# Task
Write out all the data again, exactly as it stands.

# Dataset items
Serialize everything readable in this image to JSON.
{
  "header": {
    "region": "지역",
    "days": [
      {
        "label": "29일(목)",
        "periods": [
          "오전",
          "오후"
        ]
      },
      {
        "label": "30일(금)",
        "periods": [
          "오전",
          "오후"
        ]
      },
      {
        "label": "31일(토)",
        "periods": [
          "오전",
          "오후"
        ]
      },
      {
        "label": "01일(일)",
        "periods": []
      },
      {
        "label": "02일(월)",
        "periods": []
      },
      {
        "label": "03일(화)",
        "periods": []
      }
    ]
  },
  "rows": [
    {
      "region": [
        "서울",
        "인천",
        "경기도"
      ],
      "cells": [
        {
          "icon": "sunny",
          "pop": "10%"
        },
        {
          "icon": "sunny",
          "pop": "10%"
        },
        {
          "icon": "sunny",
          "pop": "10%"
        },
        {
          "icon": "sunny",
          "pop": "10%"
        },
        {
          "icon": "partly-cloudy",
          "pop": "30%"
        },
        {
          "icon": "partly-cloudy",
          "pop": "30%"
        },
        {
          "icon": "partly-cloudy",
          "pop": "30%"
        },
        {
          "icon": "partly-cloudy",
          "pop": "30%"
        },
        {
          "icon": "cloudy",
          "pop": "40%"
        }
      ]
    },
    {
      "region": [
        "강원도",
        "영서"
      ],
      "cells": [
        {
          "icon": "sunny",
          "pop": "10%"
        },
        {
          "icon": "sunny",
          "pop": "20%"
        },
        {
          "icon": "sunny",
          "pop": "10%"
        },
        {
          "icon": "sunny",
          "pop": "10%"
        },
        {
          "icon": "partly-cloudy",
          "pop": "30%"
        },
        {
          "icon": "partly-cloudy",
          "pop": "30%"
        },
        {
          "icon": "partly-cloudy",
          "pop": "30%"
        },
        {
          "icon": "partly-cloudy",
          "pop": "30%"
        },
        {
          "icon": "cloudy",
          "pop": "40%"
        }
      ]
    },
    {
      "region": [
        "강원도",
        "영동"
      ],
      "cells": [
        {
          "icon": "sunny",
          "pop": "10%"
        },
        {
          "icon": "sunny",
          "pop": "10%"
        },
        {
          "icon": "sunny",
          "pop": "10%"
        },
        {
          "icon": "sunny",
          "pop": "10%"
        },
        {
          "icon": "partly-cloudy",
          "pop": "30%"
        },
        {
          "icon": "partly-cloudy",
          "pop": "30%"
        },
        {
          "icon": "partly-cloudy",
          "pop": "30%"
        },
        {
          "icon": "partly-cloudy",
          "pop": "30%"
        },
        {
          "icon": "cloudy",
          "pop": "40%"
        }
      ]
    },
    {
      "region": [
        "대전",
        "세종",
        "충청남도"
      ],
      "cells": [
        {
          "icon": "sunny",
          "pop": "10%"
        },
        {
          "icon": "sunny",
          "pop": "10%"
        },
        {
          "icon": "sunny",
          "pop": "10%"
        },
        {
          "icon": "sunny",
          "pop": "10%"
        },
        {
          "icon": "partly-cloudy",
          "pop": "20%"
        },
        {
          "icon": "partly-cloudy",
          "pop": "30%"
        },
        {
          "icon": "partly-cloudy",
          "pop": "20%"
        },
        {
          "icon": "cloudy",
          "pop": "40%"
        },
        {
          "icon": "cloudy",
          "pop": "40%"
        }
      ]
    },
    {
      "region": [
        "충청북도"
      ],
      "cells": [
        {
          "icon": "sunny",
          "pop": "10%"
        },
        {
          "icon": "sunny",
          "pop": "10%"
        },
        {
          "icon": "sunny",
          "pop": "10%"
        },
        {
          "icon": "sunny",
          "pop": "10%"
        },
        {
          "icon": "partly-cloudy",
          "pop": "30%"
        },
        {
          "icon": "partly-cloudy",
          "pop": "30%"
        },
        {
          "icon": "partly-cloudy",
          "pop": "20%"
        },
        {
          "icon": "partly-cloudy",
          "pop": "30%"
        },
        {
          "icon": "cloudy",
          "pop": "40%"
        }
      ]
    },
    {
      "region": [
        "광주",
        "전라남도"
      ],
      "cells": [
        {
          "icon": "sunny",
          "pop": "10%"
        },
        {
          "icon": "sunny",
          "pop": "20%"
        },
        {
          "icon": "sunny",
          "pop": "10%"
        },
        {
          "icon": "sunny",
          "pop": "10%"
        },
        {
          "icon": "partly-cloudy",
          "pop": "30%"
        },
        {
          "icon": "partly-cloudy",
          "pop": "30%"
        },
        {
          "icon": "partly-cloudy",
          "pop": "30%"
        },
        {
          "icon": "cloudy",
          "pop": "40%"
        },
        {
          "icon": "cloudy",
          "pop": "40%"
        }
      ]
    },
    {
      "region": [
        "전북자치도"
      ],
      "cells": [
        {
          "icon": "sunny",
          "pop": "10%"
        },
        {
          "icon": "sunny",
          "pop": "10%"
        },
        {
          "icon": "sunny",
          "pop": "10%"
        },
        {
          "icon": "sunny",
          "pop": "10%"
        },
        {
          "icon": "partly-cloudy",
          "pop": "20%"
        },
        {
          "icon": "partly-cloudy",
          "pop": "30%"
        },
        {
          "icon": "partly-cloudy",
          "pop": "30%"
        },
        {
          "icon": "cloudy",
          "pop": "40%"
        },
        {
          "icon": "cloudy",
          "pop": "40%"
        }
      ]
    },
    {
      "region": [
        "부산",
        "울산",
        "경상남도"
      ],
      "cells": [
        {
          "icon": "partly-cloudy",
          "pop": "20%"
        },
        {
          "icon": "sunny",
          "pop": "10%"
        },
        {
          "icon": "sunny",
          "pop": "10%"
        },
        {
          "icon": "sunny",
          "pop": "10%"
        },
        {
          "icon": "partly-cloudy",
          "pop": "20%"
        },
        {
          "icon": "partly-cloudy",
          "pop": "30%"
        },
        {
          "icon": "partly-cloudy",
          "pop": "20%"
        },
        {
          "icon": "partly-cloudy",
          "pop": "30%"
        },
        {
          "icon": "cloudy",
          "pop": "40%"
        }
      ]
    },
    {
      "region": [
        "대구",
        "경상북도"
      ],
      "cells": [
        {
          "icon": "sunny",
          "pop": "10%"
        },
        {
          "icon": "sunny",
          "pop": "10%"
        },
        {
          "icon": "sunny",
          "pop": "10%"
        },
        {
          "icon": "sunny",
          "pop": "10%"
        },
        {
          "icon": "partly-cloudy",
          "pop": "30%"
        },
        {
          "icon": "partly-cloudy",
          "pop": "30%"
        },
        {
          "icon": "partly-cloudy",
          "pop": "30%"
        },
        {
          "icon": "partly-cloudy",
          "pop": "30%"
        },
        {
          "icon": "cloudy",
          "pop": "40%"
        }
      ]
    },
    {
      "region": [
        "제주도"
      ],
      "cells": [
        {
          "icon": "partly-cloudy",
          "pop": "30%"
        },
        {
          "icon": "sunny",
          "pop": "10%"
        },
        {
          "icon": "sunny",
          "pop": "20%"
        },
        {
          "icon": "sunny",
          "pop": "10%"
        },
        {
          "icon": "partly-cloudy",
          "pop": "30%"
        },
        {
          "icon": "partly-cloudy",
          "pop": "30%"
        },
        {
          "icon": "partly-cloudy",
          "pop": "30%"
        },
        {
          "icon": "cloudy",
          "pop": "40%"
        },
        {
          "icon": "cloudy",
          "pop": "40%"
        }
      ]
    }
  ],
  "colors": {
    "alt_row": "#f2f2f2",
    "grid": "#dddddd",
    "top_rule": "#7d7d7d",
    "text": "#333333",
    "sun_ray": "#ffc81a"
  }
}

# Final answer
Serialize everything readable in this image to JSON.
{
  "header": {
    "region": "지역",
    "days": [
      {
        "label": "29일(목)",
        "periods": [
          "오전",
          "오후"
        ]
      },
      {
        "label": "30일(금)",
        "periods": [
          "오전",
          "오후"
        ]
      },
      {
        "label": "31일(토)",
        "periods": [
          "오전",
          "오후"
        ]
      },
      {
        "label": "01일(일)",
        "periods": []
      },
      {
        "label": "02일(월)",
        "periods": []
      },
      {
        "label": "03일(화)",
        "periods": []
      }
    ]
  },
  "rows": [
    {
      "region": [
        "서울",
        "인천",
        "경기도"
      ],
      "cells": [
        {
          "icon": "sunny",
          "pop": "10%"
        },
        {
          "icon": "sunny",
          "pop": "10%"
        },
        {
          "icon": "sunny",
          "pop": "10%"
        },
        {
          "icon": "sunny",
          "pop": "10%"
        },
        {
          "icon": "partly-cloudy",
          "pop": "30%"
        },
        {
          "icon": "partly-cloudy",
          "pop": "30%"
        },
        {
          "icon": "partly-cloudy",
          "pop": "30%"
        },
        {
          "icon": "partly-cloudy",
          "pop": "30%"
        },
        {
          "icon": "cloudy",
          "pop": "40%"
        }
      ]
    },
    {
      "region": [
        "강원도",
        "영서"
      ],
      "cells": [
        {
          "icon": "sunny",
          "pop": "10%"
        },
        {
          "icon": "sunny",
          "pop": "20%"
        },
        {
          "icon": "sunny",
          "pop": "10%"
        },
        {
          "icon": "sunny",
          "pop": "10%"
        },
        {
          "icon": "partly-cloudy",
          "pop": "30%"
        },
        {
          "icon": "partly-cloudy",
          "pop": "30%"
        },
        {
          "icon": "partly-cloudy",
          "pop": "30%"
        },
        {
          "icon": "partly-cloudy",
          "pop": "30%"
        },
        {
          "icon": "cloudy",
          "pop": "40%"
        }
      ]
    },
    {
      "region": [
        "강원도",
        "영동"
      ],
      "cells": [
        {
          "icon": "sunny",
          "pop": "10%"
        },
        {
          "icon": "sunny",
          "pop": "10%"
        },
        {
          "icon": "sunny",
          "pop": "10%"
        },
        {
          "icon": "sunny",
          "pop": "10%"
        },
        {
          "icon": "partly-cloudy",
          "pop": "30%"
        },
        {
          "icon": "partly-cloudy",
          "pop": "30%"
        },
        {
          "icon": "partly-cloudy",
          "pop": "30%"
        },
        {
          "icon": "partly-cloudy",
          "pop": "30%"
        },
        {
          "icon": "cloudy",
          "pop": "40%"
        }
      ]
    },
    {
      "region": [
        "대전",
        "세종",
        "충청남도"
      ],
      "cells": [
        {
          "icon": "sunny",
          "pop": "10%"
        },
        {
          "icon": "sunny",
          "pop": "10%"
        },
        {
          "icon": "sunny",
          "pop": "10%"
        },
        {
          "icon": "sunny",
          "pop": "10%"
        },
        {
          "icon": "partly-cloudy",
          "pop": "20%"
        },
        {
          "icon": "partly-cloudy",
          "pop": "30%"
        },
        {
          "icon": "partly-cloudy",
          "pop": "20%"
        },
        {
          "icon": "cloudy",
          "pop": "40%"
        },
        {
          "icon": "cloudy",
          "pop": "40%"
        }
      ]
    },
    {
      "region": [
        "충청북도"
      ],
      "cells": [
        {
          "icon": "sunny",
          "pop": "10%"
        },
        {
          "icon": "sunny",
          "pop": "10%"
        },
        {
          "icon": "sunny",
          "pop": "10%"
        },
        {
          "icon": "sunny",
          "pop": "10%"
        },
        {
          "icon": "partly-cloudy",
          "pop": "30%"
        },
        {
          "icon": "partly-cloudy",
          "pop": "30%"
        },
        {
          "icon": "partly-cloudy",
          "pop": "20%"
        },
        {
          "icon": "partly-cloudy",
          "pop": "30%"
        },
        {
          "icon": "cloudy",
          "pop": "40%"
        }
      ]
    },
    {
      "region": [
        "광주",
        "전라남도"
      ],
      "cells": [
        {
          "icon": "sunny",
          "pop": "10%"
        },
        {
          "icon": "sunny",
          "pop": "20%"
        },
        {
          "icon": "sunny",
          "pop": "10%"
        },
        {
          "icon": "sunny",
          "pop": "10%"
        },
        {
          "icon": "partly-cloudy",
          "pop": "30%"
        },
        {
          "icon": "partly-cloudy",
          "pop": "30%"
        },
        {
          "icon": "partly-cloudy",
          "pop": "30%"
        },
        {
          "icon": "cloudy",
          "pop": "40%"
        },
        {
          "icon": "cloudy",
          "pop": "40%"
        }
      ]
    },
    {
      "region": [
        "전북자치도"
      ],
      "cells": [
        {
          "icon": "sunny",
          "pop": "10%"
        },
        {
          "icon": "sunny",
          "pop": "10%"
        },
        {
          "icon": "sunny",
          "pop": "10%"
        },
        {
          "icon": "sunny",
          "pop": "10%"
        },
        {
          "icon": "partly-cloudy",
          "pop": "20%"
        },
        {
          "icon": "partly-cloudy",
          "pop": "30%"
        },
        {
          "icon": "partly-cloudy",
          "pop": "30%"
        },
        {
          "icon": "cloudy",
          "pop": "40%"
        },
        {
          "icon": "cloudy",
          "pop": "40%"
        }
      ]
    },
    {
      "region": [
        "부산",
        "울산",
        "경상남도"
      ],
      "cells": [
        {
          "icon": "partly-cloudy",
          "pop": "20%"
        },
        {
          "icon": "sunny",
          "pop": "10%"
        },
        {
          "icon": "sunny",
          "pop": "10%"
        },
        {
          "icon": "sunny",
          "pop": "10%"
        },
        {
          "icon": "partly-cloudy",
          "pop": "20%"
        },
        {
          "icon": "partly-cloudy",
          "pop": "30%"
        },
        {
          "icon": "partly-cloudy",
          "pop": "20%"
        },
        {
          "icon": "partly-cloudy",
          "pop": "30%"
        },
        {
          "icon": "cloudy",
          "pop": "40%"
        }
      ]
    },
    {
      "region": [
        "대구",
        "경상북도"
      ],
      "cells": [
        {
          "icon": "sunny",
          "pop": "10%"
        },
        {
          "icon": "sunny",
          "pop": "10%"
        },
        {
          "icon": "sunny",
          "pop": "10%"
        },
        {
          "icon": "sunny",
          "pop": "10%"
        },
        {
          "icon": "partly-cloudy",
          "pop": "30%"
        },
        {
          "icon": "partly-cloudy",
          "pop": "30%"
        },
        {
          "icon": "partly-cloudy",
          "pop": "30%"
        },
        {
          "icon": "partly-cloudy",
          "pop": "30%"
        },
        {
          "icon": "cloudy",
          "pop": "40%"
        }
      ]
    },
    {
      "region": [
        "제주도"
      ],
      "cells": [
        {
          "icon": "partly-cloudy",
          "pop": "30%"
        },
        {
          "icon": "sunny",
          "pop": "10%"
        },
        {
          "icon": "sunny",
          "pop": "20%"
        },
        {
          "icon": "sunny",
          "pop": "10%"
        },
        {
          "icon": "partly-cloudy",
          "pop": "30%"
        },
        {
          "icon": "partly-cloudy",
          "pop": "30%"
        },
        {
          "icon": "partly-cloudy",
          "pop": "30%"
        },
        {
          "icon": "cloudy",
          "pop": "40%"
        },
        {
          "icon": "cloudy",
          "pop": "40%"
        }
      ]
    }
  ],
  "colors": {
    "alt_row": "#f2f2f2",
    "grid": "#dddddd",
    "top_rule": "#7d7d7d",
    "text": "#333333",
    "sun_ray": "#ffc81a"
  }
}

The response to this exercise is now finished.